Objective - Answer with nothing but the number of lines that include the word "history".

Task input -
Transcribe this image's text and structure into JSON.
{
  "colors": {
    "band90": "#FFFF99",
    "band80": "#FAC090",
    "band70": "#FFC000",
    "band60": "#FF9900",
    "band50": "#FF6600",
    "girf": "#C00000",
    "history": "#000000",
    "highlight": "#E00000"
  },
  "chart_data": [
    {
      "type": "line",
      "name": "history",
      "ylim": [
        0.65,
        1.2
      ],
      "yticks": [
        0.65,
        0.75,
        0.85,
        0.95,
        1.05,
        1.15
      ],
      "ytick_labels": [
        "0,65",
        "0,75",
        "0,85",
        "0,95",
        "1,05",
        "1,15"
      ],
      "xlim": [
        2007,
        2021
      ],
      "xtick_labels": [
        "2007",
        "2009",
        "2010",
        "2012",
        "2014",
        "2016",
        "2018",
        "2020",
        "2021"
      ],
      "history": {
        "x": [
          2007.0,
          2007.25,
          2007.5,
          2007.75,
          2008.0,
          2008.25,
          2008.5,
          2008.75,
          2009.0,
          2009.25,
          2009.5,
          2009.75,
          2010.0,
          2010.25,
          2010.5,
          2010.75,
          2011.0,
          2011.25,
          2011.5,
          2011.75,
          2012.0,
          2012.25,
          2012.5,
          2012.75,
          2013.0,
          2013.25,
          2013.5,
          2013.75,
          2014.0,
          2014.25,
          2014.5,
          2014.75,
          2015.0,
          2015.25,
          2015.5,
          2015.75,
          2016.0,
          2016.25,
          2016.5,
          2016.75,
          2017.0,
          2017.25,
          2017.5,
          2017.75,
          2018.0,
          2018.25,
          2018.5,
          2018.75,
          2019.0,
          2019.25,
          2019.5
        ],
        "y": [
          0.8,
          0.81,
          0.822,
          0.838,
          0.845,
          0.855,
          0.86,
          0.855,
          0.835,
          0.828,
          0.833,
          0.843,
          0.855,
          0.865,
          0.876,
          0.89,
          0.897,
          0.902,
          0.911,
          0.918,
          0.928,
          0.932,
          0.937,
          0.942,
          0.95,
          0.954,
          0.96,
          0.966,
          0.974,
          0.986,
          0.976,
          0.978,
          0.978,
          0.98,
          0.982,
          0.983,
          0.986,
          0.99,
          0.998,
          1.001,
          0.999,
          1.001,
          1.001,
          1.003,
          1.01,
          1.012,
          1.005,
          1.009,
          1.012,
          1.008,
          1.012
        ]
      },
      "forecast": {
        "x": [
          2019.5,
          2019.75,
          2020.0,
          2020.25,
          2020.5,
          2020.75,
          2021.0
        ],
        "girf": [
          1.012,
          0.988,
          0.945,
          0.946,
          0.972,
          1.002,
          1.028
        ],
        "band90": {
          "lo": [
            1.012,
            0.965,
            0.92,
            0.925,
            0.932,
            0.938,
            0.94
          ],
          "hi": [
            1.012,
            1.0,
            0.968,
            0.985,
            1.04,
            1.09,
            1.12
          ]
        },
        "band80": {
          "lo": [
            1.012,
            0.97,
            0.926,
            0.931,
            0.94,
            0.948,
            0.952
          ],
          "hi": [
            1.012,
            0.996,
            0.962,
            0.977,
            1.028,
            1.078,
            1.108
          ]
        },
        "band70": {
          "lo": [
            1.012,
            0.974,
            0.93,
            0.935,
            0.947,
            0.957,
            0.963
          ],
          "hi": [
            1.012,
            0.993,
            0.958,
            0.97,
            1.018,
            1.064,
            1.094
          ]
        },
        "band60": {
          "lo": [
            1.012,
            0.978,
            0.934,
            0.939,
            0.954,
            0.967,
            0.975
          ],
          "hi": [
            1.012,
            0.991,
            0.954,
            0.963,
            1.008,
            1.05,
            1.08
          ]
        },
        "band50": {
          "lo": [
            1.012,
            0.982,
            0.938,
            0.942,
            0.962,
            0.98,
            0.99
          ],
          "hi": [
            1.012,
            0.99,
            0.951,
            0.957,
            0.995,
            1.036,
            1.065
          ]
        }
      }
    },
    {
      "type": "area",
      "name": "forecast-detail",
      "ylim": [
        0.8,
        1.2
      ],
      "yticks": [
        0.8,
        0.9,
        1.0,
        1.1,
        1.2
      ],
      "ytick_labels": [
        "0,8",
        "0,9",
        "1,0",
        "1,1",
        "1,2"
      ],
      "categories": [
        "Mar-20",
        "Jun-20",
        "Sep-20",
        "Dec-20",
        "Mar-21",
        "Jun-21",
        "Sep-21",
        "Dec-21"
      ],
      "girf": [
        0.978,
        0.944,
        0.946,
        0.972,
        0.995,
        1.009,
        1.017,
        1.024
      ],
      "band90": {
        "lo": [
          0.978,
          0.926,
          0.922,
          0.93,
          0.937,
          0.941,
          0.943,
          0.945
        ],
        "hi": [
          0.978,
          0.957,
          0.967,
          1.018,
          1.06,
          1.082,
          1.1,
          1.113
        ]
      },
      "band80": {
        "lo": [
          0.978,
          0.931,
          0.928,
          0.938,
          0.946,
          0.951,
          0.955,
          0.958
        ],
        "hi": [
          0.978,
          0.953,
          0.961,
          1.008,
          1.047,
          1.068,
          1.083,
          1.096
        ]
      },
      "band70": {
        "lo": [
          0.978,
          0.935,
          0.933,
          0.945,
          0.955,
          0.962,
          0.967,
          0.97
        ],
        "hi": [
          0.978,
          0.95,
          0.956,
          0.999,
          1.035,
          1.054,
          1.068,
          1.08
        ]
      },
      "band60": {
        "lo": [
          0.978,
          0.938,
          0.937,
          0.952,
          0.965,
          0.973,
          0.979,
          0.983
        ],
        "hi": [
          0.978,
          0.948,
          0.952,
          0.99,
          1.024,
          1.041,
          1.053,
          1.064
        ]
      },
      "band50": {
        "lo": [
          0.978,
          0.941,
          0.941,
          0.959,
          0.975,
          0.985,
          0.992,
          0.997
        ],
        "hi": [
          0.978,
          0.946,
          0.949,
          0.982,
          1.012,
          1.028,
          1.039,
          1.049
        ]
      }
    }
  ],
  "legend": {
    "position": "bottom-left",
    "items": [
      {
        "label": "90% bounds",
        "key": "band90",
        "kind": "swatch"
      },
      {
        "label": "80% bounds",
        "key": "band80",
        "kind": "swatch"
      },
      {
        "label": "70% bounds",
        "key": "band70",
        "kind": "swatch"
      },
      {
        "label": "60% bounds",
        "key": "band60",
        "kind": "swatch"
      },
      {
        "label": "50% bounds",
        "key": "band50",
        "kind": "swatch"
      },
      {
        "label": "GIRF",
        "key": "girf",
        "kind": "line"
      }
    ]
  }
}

Answer to the task - 3